◆ Exercise objective: Report every line from the material that contains the word "kind".

——

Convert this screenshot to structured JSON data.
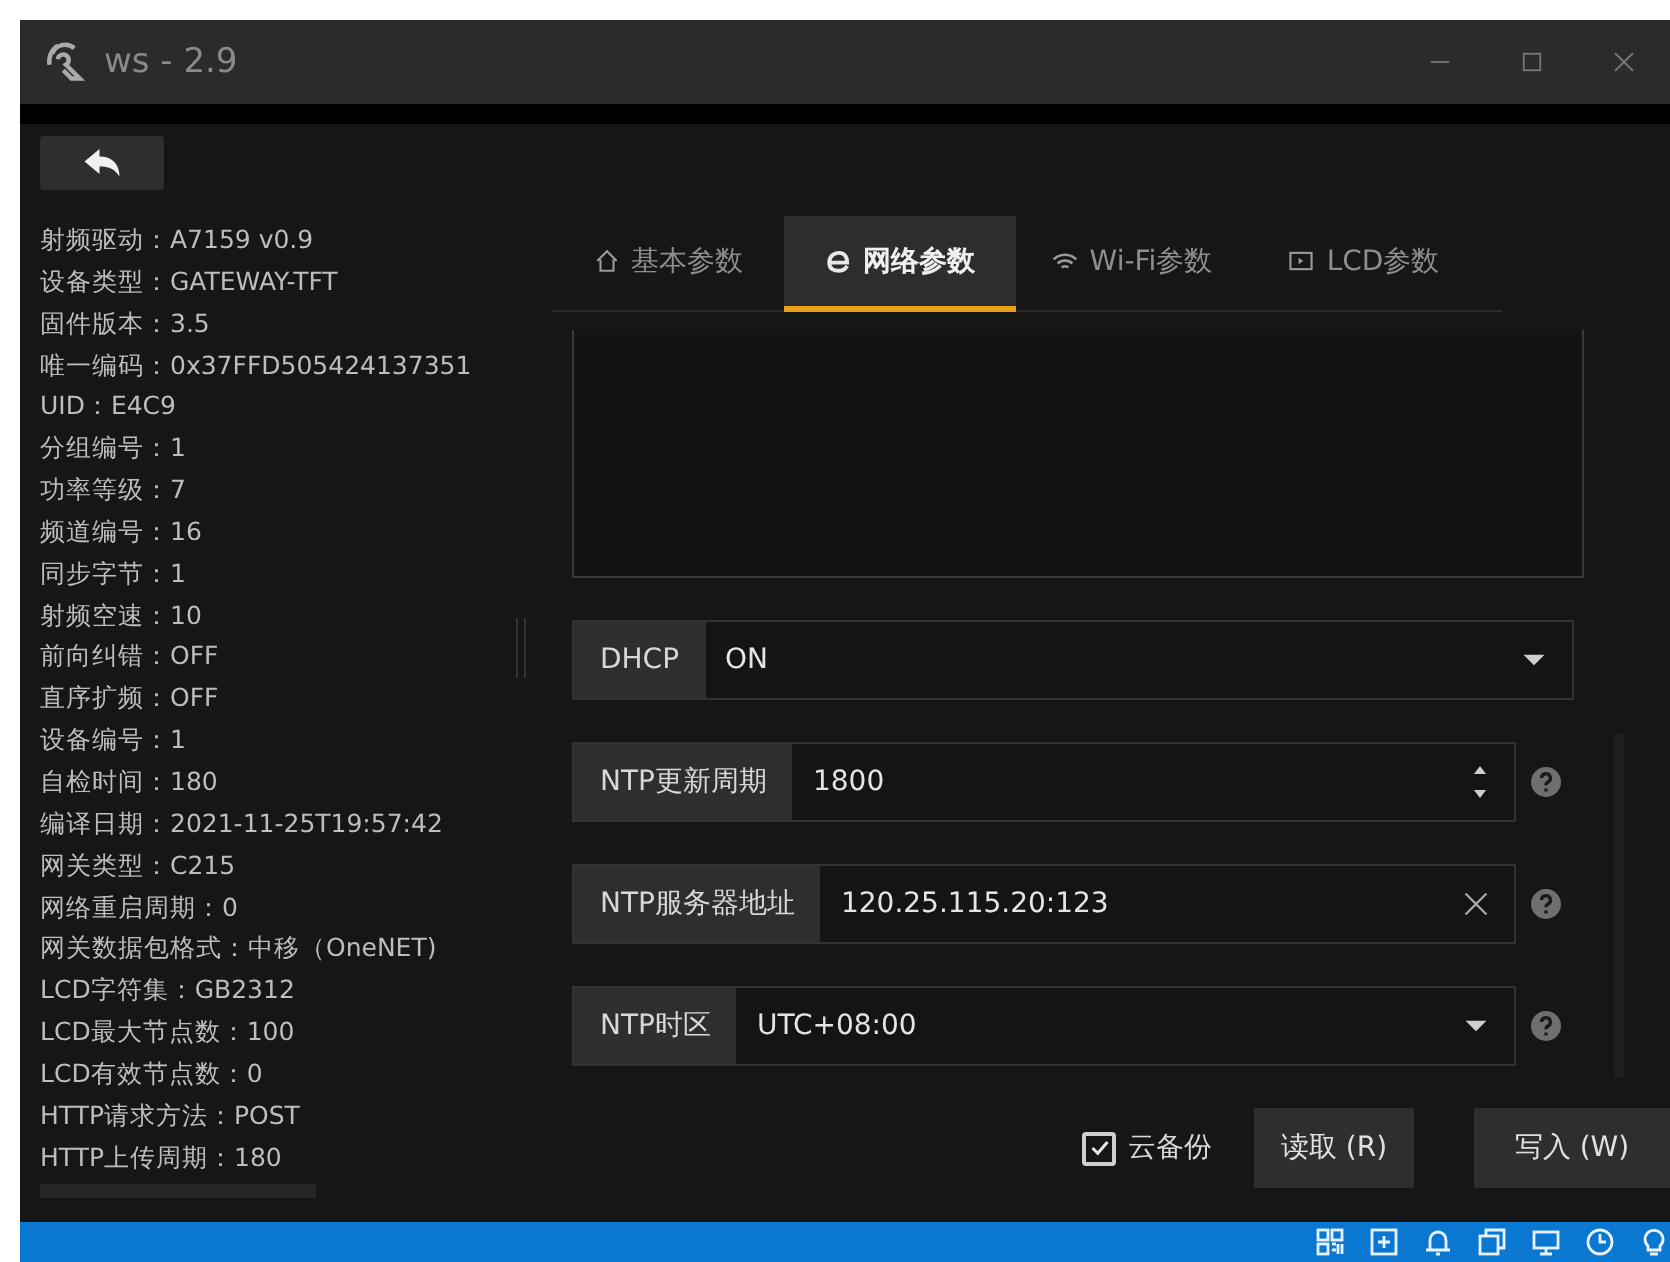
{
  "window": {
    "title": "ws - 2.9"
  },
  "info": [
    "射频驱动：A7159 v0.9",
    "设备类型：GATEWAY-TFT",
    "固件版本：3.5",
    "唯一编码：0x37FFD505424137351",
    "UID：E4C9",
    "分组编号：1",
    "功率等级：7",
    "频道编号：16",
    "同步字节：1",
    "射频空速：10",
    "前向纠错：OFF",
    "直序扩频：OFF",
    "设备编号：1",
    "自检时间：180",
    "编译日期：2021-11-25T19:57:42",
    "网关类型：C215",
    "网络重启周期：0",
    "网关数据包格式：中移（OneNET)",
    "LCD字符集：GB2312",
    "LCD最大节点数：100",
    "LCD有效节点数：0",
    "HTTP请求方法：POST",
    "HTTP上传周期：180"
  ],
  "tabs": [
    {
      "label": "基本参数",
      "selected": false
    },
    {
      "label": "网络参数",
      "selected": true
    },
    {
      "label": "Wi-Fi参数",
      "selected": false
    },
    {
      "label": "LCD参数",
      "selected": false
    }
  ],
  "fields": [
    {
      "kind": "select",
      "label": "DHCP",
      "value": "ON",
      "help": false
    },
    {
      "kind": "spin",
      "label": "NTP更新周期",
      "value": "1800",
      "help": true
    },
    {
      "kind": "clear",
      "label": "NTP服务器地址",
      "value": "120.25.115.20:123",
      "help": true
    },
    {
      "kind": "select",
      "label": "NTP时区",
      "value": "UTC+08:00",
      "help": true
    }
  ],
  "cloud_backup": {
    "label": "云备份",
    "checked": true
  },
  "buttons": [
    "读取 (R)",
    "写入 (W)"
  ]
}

——

◆ The solution:
      "kind": "select",
      "kind": "spin",
      "kind": "clear",
      "kind": "select",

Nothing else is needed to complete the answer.